Espanha, um país que mudou
O cineasta Pedro Almodóvar afirmou que a Espanha «é muito plural» e «é muito mais do que aquilo que conto nos meus filmes», embora tenha reconhecido que é uma responsabilidade que os seus filmes tenham ajudado pessoas fora do país a perceber que o país tinha mudado. FONTE: (EUROPA PRESS)
Prémio de Honra Audi Feroz 2023
Fez esta declaração durante um encontro com o público, realizado na Sala Mozart do Auditório de Saragoça, Espanha, no qual participaram 1.900 pessoas, no âmbito da celebração dos Prémios Feroz 2023, que serão entregues este sábado e onde Almodóvar receberá o Prémio de Honra Audi Feroz 2023.
A opinião de um cidadão sobre Espanha
Ele disse que, como espanhol que faz filmes em Espanha, a sua visão é a de um cidadão deste país, com o seu próprio ponto de vista. Também considerou que os seus filmes começaram numa altura em que na cena internacional «havia interesse no que estava a acontecer aqui», porque antes «ninguém queria saber nada», com algumas excepções, «e não vamos conseguir igualar a década dos anos 60 em termos da qualidade das obras-primas».
Em 1978, tudo o que pensava era em divertir-se
No seu caso, assinalou que começou a partir do momento da Transição e este é o resultado. «Sem isso não teria sido capaz de fazer os filmes que fiz», embora tenha reconhecido que em 1978 estava apenas a pensar em divertir-se, não tinha preocupações políticas, nem a Movida era um movimento político. «Que algo estava em movimento era evidente» e «fomos para a rua e descobrimos que tínhamos perdido o nosso medo e que se tratava de viver essa liberdade».

[Objetivo da tarefa] Transcreva, pela ordem em que surgem, todas as passagens que o excerto sobre Pedro Almodóvar coloca entre aspas angulares (« »). Os registos não têm qualquer relação com o excerto.

[Listagem de dados]
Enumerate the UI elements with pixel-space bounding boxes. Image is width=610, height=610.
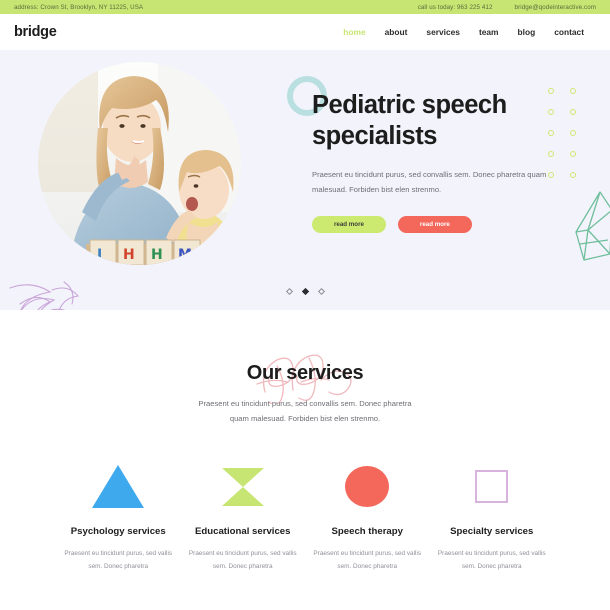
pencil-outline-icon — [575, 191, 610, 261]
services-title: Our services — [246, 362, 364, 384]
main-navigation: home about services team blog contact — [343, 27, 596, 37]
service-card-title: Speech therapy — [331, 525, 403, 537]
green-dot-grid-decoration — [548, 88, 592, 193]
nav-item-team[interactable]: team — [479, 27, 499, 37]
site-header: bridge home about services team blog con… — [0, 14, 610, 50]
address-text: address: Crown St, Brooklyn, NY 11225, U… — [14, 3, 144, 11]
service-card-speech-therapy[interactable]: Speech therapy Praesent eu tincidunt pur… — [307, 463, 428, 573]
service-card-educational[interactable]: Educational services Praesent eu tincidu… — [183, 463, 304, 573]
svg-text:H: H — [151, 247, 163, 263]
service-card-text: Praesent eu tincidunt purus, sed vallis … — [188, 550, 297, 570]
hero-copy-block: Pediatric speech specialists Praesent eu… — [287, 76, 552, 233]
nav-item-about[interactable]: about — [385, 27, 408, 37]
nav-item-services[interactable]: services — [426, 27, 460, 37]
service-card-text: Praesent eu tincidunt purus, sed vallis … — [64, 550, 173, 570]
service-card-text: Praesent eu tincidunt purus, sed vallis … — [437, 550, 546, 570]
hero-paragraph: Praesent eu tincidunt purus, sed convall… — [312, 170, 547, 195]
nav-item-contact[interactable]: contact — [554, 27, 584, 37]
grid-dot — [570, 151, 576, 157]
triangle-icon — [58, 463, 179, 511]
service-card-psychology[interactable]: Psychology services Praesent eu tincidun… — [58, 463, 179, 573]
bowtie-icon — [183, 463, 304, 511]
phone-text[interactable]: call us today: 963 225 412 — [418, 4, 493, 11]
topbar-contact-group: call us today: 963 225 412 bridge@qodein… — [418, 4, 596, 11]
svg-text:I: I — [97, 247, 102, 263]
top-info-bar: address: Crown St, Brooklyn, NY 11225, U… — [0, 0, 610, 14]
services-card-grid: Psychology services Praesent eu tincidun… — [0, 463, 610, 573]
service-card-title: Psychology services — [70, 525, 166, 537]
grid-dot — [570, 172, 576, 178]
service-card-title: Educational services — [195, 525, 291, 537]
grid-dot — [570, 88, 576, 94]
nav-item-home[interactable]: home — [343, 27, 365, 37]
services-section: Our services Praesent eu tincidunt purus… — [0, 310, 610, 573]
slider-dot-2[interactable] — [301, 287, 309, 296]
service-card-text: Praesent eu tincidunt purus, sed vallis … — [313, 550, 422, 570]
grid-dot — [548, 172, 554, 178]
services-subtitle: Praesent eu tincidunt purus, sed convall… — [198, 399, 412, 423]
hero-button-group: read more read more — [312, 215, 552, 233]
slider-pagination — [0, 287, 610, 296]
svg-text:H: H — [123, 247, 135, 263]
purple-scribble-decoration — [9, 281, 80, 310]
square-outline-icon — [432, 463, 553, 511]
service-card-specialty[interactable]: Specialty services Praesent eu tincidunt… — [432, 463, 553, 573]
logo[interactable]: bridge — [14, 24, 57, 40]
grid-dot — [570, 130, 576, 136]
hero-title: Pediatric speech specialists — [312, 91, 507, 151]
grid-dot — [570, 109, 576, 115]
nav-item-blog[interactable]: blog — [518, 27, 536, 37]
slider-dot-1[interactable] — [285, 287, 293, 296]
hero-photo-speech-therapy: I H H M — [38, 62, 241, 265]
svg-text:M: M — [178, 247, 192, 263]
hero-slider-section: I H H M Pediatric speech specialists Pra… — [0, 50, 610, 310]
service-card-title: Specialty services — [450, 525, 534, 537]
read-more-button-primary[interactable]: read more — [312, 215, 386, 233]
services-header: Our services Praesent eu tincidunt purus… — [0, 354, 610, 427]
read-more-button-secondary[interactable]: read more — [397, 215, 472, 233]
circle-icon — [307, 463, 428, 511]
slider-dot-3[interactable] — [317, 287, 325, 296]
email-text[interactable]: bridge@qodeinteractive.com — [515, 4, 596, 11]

[Problema resolvido]
1. «é muito plural»
2. «é muito mais do que aquilo que conto nos meus filmes»
3. «havia interesse no que estava a acontecer aqui»
4. «ninguém queria saber nada»
5. «e não vamos conseguir igualar a década dos anos 60 em termos da qualidade das obras-primas»
6. «Sem isso não teria sido capaz de fazer os filmes que fiz»
7. «Que algo estava em movimento era evidente»
8. «fomos para a rua e descobrimos que tínhamos perdido o nosso medo e que se tratava de viver essa liberdade»